▶ **Exercise details**
Please output the lines shown below exactly as they appear.
____ Input data
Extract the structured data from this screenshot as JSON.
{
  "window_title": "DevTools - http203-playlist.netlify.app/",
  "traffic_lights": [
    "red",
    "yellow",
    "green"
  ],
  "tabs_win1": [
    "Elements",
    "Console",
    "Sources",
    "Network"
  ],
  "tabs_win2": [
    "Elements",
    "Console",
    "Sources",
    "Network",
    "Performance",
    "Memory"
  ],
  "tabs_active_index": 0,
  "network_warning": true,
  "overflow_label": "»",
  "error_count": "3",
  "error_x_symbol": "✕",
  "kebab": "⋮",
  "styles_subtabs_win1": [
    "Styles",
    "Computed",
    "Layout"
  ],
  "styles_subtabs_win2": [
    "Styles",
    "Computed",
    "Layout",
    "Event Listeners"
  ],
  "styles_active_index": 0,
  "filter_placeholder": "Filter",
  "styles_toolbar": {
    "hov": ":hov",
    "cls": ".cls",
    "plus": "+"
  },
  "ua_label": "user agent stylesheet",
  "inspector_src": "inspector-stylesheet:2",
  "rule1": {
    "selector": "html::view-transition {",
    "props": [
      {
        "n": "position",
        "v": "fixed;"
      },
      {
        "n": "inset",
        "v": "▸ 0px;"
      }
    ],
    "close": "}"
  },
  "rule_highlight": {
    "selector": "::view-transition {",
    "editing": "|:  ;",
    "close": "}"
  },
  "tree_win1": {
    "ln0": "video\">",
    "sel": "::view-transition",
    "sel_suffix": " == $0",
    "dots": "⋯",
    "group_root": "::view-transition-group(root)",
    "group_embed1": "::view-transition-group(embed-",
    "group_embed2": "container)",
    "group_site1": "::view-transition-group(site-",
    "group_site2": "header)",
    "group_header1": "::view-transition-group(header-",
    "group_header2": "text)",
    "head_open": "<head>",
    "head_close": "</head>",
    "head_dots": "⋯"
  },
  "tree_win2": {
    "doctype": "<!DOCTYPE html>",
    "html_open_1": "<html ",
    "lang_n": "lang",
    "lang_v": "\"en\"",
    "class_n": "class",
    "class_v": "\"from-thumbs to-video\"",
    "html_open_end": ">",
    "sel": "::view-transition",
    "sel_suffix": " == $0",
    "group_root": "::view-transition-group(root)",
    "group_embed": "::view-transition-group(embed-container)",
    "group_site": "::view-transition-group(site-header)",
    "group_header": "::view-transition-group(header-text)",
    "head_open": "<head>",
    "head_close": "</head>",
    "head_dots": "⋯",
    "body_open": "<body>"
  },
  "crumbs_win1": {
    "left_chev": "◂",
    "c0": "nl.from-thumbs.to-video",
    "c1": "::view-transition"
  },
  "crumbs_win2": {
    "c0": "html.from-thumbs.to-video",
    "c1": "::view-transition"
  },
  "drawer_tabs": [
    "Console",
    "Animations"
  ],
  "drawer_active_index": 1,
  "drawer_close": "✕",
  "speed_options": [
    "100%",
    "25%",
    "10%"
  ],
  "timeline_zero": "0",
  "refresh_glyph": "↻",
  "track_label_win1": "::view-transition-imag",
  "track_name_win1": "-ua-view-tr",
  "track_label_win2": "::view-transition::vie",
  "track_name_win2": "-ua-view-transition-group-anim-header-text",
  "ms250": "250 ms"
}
________
▶ **Full answer**
Extract the structured data from this screenshot as JSON.
{
  "window_title": "DevTools - http203-playlist.netlify.app/",
  "traffic_lights": [
    "red",
    "yellow",
    "green"
  ],
  "tabs_win1": [
    "Elements",
    "Console",
    "Sources",
    "Network"
  ],
  "tabs_win2": [
    "Elements",
    "Console",
    "Sources",
    "Network",
    "Performance",
    "Memory"
  ],
  "tabs_active_index": 0,
  "network_warning": true,
  "overflow_label": "»",
  "error_count": "3",
  "error_x_symbol": "✕",
  "kebab": "⋮",
  "styles_subtabs_win1": [
    "Styles",
    "Computed",
    "Layout"
  ],
  "styles_subtabs_win2": [
    "Styles",
    "Computed",
    "Layout",
    "Event Listeners"
  ],
  "styles_active_index": 0,
  "filter_placeholder": "Filter",
  "styles_toolbar": {
    "hov": ":hov",
    "cls": ".cls",
    "plus": "+"
  },
  "ua_label": "user agent stylesheet",
  "inspector_src": "inspector-stylesheet:2",
  "rule1": {
    "selector": "html::view-transition {",
    "props": [
      {
        "n": "position",
        "v": "fixed;"
      },
      {
        "n": "inset",
        "v": "▸ 0px;"
      }
    ],
    "close": "}"
  },
  "rule_highlight": {
    "selector": "::view-transition {",
    "editing": "|:  ;",
    "close": "}"
  },
  "tree_win1": {
    "ln0": "video\">",
    "sel": "::view-transition",
    "sel_suffix": " == $0",
    "dots": "⋯",
    "group_root": "::view-transition-group(root)",
    "group_embed1": "::view-transition-group(embed-",
    "group_embed2": "container)",
    "group_site1": "::view-transition-group(site-",
    "group_site2": "header)",
    "group_header1": "::view-transition-group(header-",
    "group_header2": "text)",
    "head_open": "<head>",
    "head_close": "</head>",
    "head_dots": "⋯"
  },
  "tree_win2": {
    "doctype": "<!DOCTYPE html>",
    "html_open_1": "<html ",
    "lang_n": "lang",
    "lang_v": "\"en\"",
    "class_n": "class",
    "class_v": "\"from-thumbs to-video\"",
    "html_open_end": ">",
    "sel": "::view-transition",
    "sel_suffix": " == $0",
    "group_root": "::view-transition-group(root)",
    "group_embed": "::view-transition-group(embed-container)",
    "group_site": "::view-transition-group(site-header)",
    "group_header": "::view-transition-group(header-text)",
    "head_open": "<head>",
    "head_close": "</head>",
    "head_dots": "⋯",
    "body_open": "<body>"
  },
  "crumbs_win1": {
    "left_chev": "◂",
    "c0": "nl.from-thumbs.to-video",
    "c1": "::view-transition"
  },
  "crumbs_win2": {
    "c0": "html.from-thumbs.to-video",
    "c1": "::view-transition"
  },
  "drawer_tabs": [
    "Console",
    "Animations"
  ],
  "drawer_active_index": 1,
  "drawer_close": "✕",
  "speed_options": [
    "100%",
    "25%",
    "10%"
  ],
  "timeline_zero": "0",
  "refresh_glyph": "↻",
  "track_label_win1": "::view-transition-imag",
  "track_name_win1": "-ua-view-tr",
  "track_label_win2": "::view-transition::vie",
  "track_name_win2": "-ua-view-transition-group-anim-header-text",
  "ms250": "250 ms"
}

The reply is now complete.